## START DATA ENTRIES

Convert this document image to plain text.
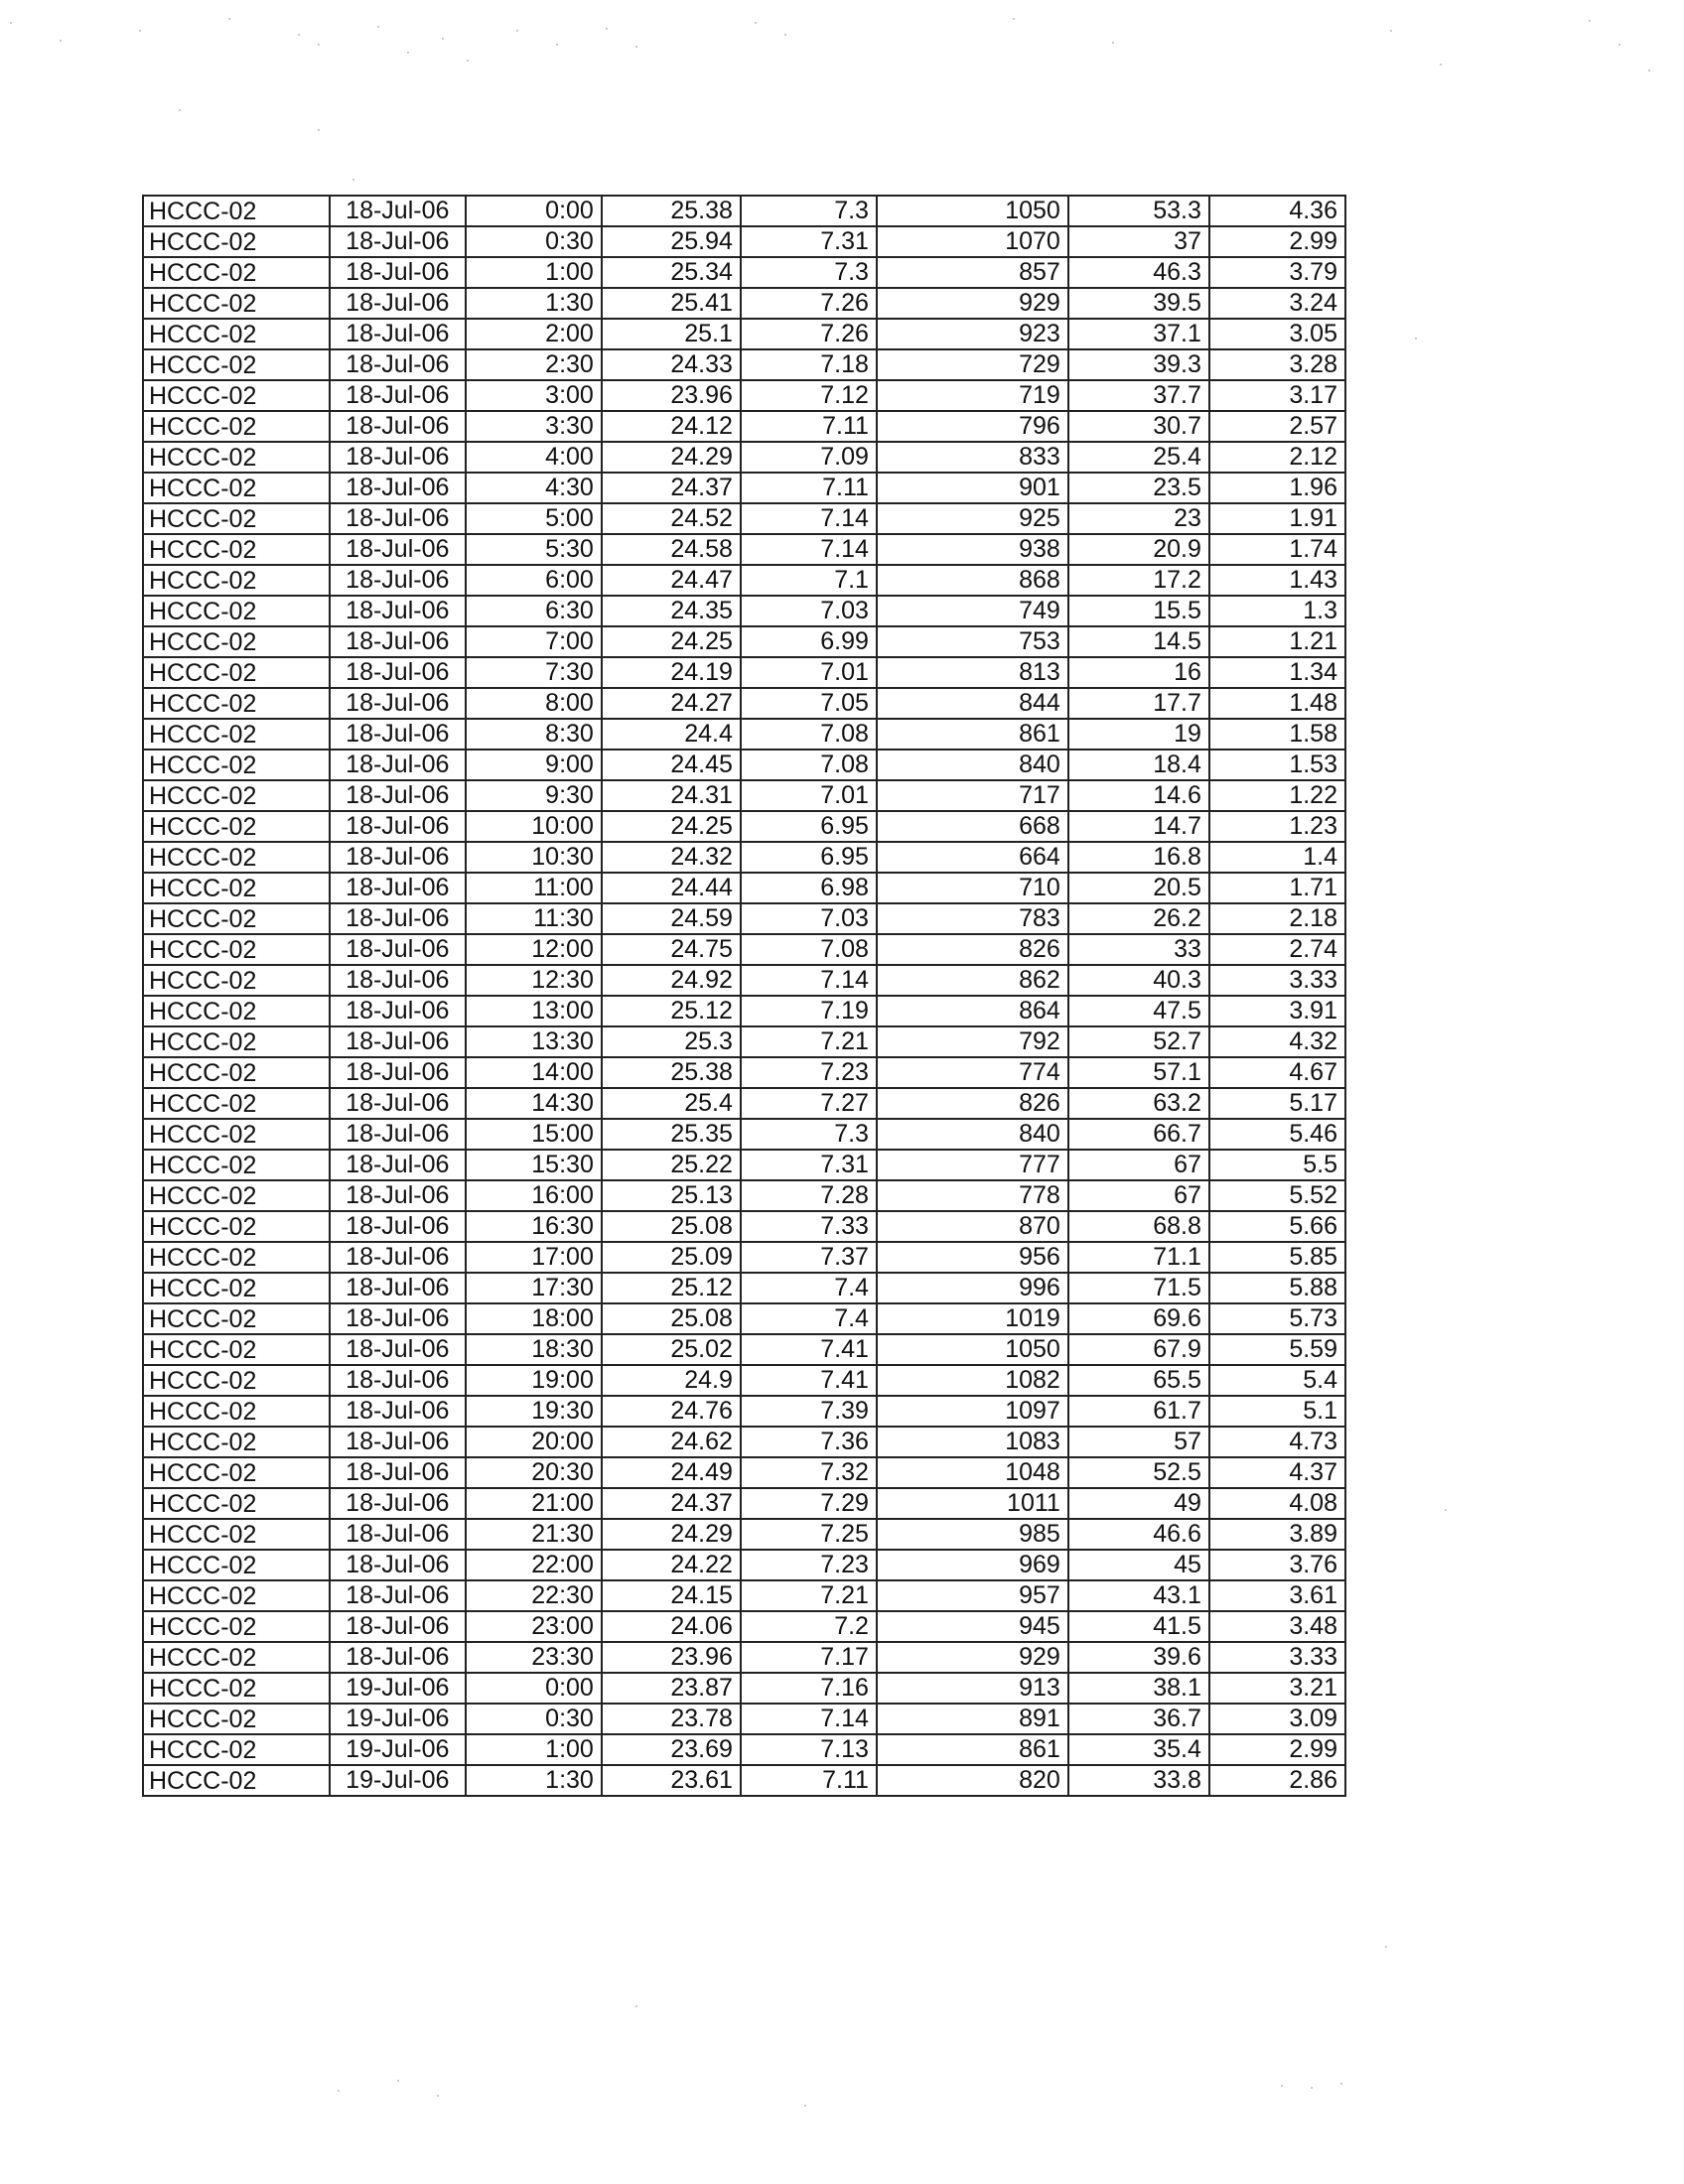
HCCC-02	18-Jul-06	0:00	25.38	7.3	1050	53.3	4.36
HCCC-02	18-Jul-06	0:30	25.94	7.31	1070	37	2.99
HCCC-02	18-Jul-06	1:00	25.34	7.3	857	46.3	3.79
HCCC-02	18-Jul-06	1:30	25.41	7.26	929	39.5	3.24
HCCC-02	18-Jul-06	2:00	25.1	7.26	923	37.1	3.05
HCCC-02	18-Jul-06	2:30	24.33	7.18	729	39.3	3.28
HCCC-02	18-Jul-06	3:00	23.96	7.12	719	37.7	3.17
HCCC-02	18-Jul-06	3:30	24.12	7.11	796	30.7	2.57
HCCC-02	18-Jul-06	4:00	24.29	7.09	833	25.4	2.12
HCCC-02	18-Jul-06	4:30	24.37	7.11	901	23.5	1.96
HCCC-02	18-Jul-06	5:00	24.52	7.14	925	23	1.91
HCCC-02	18-Jul-06	5:30	24.58	7.14	938	20.9	1.74
HCCC-02	18-Jul-06	6:00	24.47	7.1	868	17.2	1.43
HCCC-02	18-Jul-06	6:30	24.35	7.03	749	15.5	1.3
HCCC-02	18-Jul-06	7:00	24.25	6.99	753	14.5	1.21
HCCC-02	18-Jul-06	7:30	24.19	7.01	813	16	1.34
HCCC-02	18-Jul-06	8:00	24.27	7.05	844	17.7	1.48
HCCC-02	18-Jul-06	8:30	24.4	7.08	861	19	1.58
HCCC-02	18-Jul-06	9:00	24.45	7.08	840	18.4	1.53
HCCC-02	18-Jul-06	9:30	24.31	7.01	717	14.6	1.22
HCCC-02	18-Jul-06	10:00	24.25	6.95	668	14.7	1.23
HCCC-02	18-Jul-06	10:30	24.32	6.95	664	16.8	1.4
HCCC-02	18-Jul-06	11:00	24.44	6.98	710	20.5	1.71
HCCC-02	18-Jul-06	11:30	24.59	7.03	783	26.2	2.18
HCCC-02	18-Jul-06	12:00	24.75	7.08	826	33	2.74
HCCC-02	18-Jul-06	12:30	24.92	7.14	862	40.3	3.33
HCCC-02	18-Jul-06	13:00	25.12	7.19	864	47.5	3.91
HCCC-02	18-Jul-06	13:30	25.3	7.21	792	52.7	4.32
HCCC-02	18-Jul-06	14:00	25.38	7.23	774	57.1	4.67
HCCC-02	18-Jul-06	14:30	25.4	7.27	826	63.2	5.17
HCCC-02	18-Jul-06	15:00	25.35	7.3	840	66.7	5.46
HCCC-02	18-Jul-06	15:30	25.22	7.31	777	67	5.5
HCCC-02	18-Jul-06	16:00	25.13	7.28	778	67	5.52
HCCC-02	18-Jul-06	16:30	25.08	7.33	870	68.8	5.66
HCCC-02	18-Jul-06	17:00	25.09	7.37	956	71.1	5.85
HCCC-02	18-Jul-06	17:30	25.12	7.4	996	71.5	5.88
HCCC-02	18-Jul-06	18:00	25.08	7.4	1019	69.6	5.73
HCCC-02	18-Jul-06	18:30	25.02	7.41	1050	67.9	5.59
HCCC-02	18-Jul-06	19:00	24.9	7.41	1082	65.5	5.4
HCCC-02	18-Jul-06	19:30	24.76	7.39	1097	61.7	5.1
HCCC-02	18-Jul-06	20:00	24.62	7.36	1083	57	4.73
HCCC-02	18-Jul-06	20:30	24.49	7.32	1048	52.5	4.37
HCCC-02	18-Jul-06	21:00	24.37	7.29	1011	49	4.08
HCCC-02	18-Jul-06	21:30	24.29	7.25	985	46.6	3.89
HCCC-02	18-Jul-06	22:00	24.22	7.23	969	45	3.76
HCCC-02	18-Jul-06	22:30	24.15	7.21	957	43.1	3.61
HCCC-02	18-Jul-06	23:00	24.06	7.2	945	41.5	3.48
HCCC-02	18-Jul-06	23:30	23.96	7.17	929	39.6	3.33
HCCC-02	19-Jul-06	0:00	23.87	7.16	913	38.1	3.21
HCCC-02	19-Jul-06	0:30	23.78	7.14	891	36.7	3.09
HCCC-02	19-Jul-06	1:00	23.69	7.13	861	35.4	2.99
HCCC-02	19-Jul-06	1:30	23.61	7.11	820	33.8	2.86
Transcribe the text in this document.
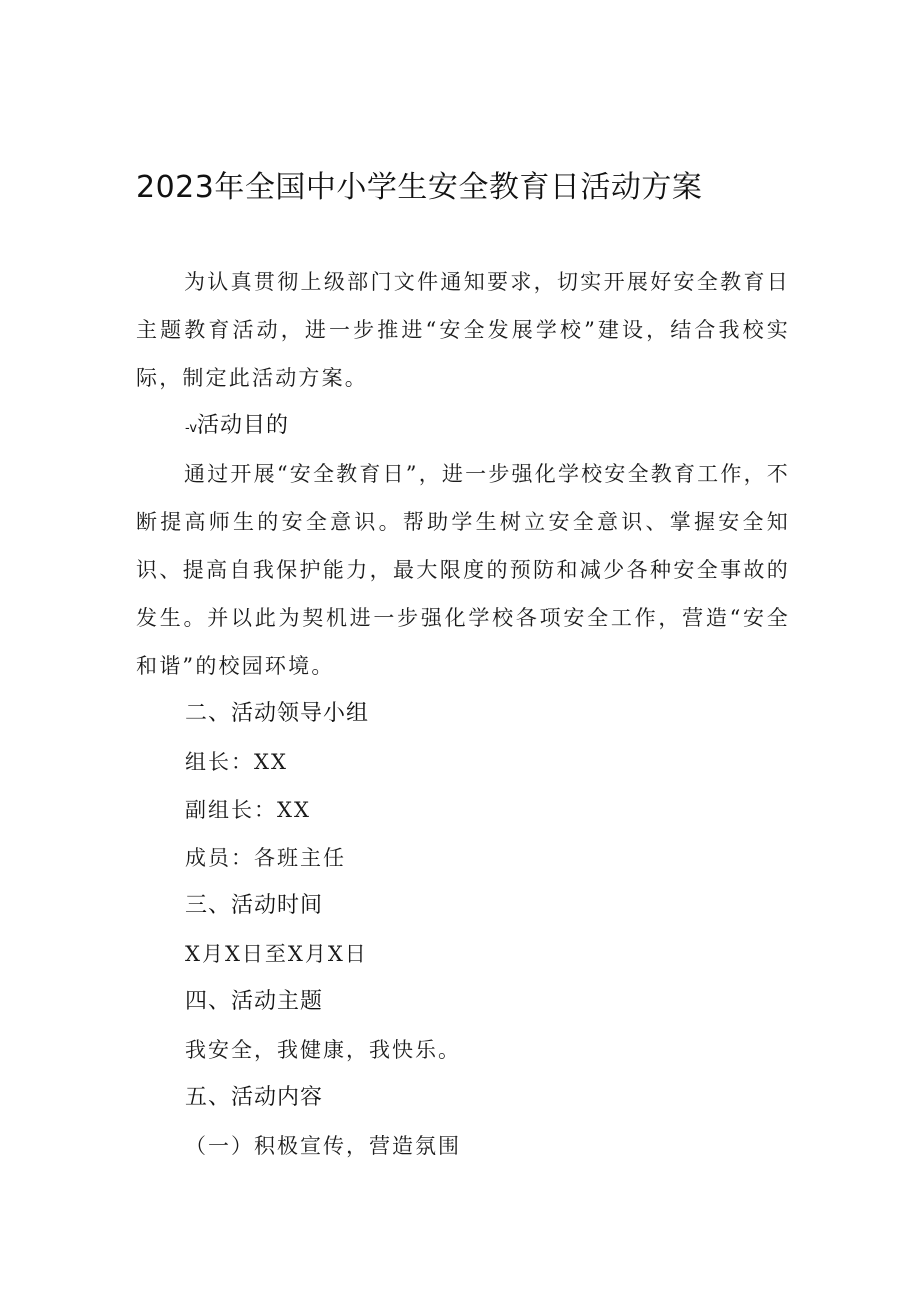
2023年全国中小学生安全教育日活动方案

为认真贯彻上级部门文件通知要求，切实开展好安全教育日主题教育活动，进一步推进“安全发展学校”建设，结合我校实际，制定此活动方案。

-v活动目的

通过开展“安全教育日”，进一步强化学校安全教育工作，不断提高师生的安全意识。帮助学生树立安全意识、掌握安全知识、提高自我保护能力，最大限度的预防和减少各种安全事故的发生。并以此为契机进一步强化学校各项安全工作，营造“安全和谐”的校园环境。

二、活动领导小组

组长：XX

副组长：XX

成员：各班主任

三、活动时间

X月X日至X月X日

四、活动主题

我安全，我健康，我快乐。

五、活动内容

（一）积极宣传，营造氛围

## END DATA ENTRIES

• DIRECTION: Return each full line of the entries that contains the word "document".

• THE SOLUTION:
Convert this document image to plain text.
Transcribe the text in this document.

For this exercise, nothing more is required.